The task: Copy each line below that contains "need".

Stored data:
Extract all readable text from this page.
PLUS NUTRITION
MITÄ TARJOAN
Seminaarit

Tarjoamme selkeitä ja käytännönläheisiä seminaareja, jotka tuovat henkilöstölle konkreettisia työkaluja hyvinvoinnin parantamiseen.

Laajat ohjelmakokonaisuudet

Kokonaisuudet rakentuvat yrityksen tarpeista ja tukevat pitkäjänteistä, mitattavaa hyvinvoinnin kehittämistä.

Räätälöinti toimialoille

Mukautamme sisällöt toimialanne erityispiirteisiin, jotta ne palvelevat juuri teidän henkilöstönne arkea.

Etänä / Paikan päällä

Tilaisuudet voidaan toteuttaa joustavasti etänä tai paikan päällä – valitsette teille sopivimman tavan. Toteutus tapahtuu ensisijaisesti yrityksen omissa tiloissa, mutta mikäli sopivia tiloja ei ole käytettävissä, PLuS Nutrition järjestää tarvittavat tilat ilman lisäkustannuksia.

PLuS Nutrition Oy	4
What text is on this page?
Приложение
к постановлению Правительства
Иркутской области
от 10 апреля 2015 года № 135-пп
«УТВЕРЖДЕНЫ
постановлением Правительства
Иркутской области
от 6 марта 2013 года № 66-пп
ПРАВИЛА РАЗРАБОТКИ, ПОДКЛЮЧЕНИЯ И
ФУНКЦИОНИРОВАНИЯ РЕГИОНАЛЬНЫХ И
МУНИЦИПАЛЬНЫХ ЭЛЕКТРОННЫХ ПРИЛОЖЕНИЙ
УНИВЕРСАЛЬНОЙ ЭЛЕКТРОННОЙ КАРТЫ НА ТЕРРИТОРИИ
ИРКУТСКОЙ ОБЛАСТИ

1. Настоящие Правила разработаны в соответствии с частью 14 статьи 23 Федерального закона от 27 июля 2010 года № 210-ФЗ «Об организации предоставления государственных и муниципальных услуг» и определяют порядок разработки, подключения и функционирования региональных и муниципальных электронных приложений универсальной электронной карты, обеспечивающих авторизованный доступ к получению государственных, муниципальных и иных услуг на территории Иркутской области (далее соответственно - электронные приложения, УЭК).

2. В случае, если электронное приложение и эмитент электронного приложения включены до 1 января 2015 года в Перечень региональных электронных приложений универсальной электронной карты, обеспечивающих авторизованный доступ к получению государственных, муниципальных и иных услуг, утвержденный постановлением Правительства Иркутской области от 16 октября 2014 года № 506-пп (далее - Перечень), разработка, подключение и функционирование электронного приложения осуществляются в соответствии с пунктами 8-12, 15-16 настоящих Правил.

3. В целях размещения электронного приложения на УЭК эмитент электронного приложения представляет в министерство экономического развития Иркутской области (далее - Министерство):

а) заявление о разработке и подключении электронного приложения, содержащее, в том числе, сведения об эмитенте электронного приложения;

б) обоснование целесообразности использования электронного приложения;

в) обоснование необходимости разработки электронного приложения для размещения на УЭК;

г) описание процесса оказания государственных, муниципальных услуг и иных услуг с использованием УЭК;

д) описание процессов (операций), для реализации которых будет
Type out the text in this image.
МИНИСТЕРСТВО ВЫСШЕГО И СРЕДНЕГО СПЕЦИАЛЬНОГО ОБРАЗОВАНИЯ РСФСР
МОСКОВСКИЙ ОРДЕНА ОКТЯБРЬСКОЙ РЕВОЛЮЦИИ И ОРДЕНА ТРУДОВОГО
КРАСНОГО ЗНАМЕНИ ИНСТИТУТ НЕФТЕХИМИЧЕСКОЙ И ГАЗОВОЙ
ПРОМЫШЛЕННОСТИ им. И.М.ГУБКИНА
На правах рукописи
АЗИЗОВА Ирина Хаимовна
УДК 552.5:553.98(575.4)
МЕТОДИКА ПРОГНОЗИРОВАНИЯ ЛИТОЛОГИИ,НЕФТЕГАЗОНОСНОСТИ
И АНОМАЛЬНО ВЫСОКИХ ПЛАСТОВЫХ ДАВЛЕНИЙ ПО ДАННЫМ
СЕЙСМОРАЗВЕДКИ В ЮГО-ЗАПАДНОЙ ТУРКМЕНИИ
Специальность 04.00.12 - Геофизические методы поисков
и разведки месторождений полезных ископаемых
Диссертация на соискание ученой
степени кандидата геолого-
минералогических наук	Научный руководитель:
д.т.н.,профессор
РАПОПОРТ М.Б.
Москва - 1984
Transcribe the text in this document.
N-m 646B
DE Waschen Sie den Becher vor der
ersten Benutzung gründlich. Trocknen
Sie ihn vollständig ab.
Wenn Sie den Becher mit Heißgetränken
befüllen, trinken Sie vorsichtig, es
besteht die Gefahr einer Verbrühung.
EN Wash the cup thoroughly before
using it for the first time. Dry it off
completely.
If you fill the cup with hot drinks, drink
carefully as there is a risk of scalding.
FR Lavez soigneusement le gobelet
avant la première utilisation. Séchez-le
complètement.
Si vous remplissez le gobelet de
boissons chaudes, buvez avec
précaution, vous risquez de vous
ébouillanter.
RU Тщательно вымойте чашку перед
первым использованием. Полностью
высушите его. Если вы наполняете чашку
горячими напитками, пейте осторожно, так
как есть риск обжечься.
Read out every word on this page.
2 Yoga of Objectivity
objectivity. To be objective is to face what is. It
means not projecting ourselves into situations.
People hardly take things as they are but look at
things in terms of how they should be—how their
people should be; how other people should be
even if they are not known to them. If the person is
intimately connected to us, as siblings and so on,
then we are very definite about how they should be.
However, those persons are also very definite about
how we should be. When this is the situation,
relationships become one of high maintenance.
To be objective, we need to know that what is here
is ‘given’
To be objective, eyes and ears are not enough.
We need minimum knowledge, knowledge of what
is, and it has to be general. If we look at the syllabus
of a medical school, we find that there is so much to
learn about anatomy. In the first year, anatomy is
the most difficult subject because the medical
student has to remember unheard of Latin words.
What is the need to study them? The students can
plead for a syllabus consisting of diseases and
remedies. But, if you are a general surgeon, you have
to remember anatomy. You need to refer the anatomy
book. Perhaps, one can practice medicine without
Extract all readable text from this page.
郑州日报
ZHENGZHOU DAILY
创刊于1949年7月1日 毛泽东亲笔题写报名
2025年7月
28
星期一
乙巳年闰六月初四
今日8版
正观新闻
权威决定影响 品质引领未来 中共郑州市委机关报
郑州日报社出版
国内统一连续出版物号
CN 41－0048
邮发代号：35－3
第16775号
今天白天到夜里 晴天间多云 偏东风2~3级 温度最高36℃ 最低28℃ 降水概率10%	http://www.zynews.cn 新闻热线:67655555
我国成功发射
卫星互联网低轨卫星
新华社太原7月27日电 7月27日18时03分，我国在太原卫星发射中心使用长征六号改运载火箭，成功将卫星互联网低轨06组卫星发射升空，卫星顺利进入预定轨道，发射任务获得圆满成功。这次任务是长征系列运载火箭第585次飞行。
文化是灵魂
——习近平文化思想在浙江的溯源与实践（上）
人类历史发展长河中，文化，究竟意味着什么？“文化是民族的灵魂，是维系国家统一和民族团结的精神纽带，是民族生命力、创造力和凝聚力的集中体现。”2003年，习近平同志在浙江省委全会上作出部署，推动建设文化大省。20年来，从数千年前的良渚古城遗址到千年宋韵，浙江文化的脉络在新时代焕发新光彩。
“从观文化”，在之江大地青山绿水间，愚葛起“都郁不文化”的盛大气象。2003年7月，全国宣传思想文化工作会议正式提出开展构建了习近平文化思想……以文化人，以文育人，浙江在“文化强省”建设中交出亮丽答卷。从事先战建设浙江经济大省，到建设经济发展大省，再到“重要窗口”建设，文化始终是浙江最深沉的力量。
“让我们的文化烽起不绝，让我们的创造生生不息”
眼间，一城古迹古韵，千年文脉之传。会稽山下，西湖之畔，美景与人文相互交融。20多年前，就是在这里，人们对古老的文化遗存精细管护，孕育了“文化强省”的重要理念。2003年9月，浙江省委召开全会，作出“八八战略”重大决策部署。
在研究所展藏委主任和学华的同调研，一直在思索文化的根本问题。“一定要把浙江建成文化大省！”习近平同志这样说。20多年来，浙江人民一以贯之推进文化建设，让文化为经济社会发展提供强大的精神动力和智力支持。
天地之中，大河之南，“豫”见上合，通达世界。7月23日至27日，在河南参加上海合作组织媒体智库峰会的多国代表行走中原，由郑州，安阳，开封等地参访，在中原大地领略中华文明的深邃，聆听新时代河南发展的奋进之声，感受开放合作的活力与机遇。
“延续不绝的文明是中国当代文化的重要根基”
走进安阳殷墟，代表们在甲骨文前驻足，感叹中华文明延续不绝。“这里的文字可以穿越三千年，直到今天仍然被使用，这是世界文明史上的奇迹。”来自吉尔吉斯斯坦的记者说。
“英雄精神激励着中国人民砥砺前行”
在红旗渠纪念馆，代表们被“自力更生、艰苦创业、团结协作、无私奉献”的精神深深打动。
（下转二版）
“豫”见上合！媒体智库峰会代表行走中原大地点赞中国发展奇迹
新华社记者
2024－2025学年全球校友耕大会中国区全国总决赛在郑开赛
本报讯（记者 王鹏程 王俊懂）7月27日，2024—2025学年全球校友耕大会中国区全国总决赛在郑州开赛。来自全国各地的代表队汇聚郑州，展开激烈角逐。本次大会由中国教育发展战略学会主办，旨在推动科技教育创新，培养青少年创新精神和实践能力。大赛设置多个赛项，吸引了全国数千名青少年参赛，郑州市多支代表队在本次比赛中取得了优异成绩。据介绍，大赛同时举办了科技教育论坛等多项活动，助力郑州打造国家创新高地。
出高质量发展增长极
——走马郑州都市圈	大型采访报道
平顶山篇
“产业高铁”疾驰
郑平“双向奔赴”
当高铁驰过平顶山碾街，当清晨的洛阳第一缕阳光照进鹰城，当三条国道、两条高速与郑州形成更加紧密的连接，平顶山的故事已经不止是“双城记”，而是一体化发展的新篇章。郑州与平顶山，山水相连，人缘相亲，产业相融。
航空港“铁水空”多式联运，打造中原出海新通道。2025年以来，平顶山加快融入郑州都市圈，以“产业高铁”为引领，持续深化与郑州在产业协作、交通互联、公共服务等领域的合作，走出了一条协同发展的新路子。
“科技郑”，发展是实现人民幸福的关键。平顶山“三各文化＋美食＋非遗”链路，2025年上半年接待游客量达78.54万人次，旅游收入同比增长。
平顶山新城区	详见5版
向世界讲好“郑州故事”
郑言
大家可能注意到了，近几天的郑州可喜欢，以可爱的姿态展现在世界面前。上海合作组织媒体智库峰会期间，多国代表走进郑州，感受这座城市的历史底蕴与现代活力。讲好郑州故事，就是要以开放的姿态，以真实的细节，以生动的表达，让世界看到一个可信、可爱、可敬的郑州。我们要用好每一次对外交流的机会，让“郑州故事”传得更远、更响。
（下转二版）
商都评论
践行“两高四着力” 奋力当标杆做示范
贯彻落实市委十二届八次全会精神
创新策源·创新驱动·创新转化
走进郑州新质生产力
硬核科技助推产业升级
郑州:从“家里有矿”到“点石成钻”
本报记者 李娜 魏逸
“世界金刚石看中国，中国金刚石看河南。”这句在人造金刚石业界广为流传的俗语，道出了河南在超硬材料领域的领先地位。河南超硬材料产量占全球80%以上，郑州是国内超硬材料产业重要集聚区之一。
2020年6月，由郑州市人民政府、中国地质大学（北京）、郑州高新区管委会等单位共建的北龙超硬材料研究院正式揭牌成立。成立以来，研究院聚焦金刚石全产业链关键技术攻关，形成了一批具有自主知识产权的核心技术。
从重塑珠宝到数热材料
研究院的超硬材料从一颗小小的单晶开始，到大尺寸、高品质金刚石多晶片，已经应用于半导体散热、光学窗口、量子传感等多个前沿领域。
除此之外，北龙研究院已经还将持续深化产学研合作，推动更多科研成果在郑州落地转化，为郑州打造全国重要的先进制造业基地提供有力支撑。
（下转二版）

Answer to this task:
To be objective, we need to know that what is here
We need minimum knowledge, knowledge of what
What is the need to study them? The students can
to remember anatomy. You need to refer the anatomy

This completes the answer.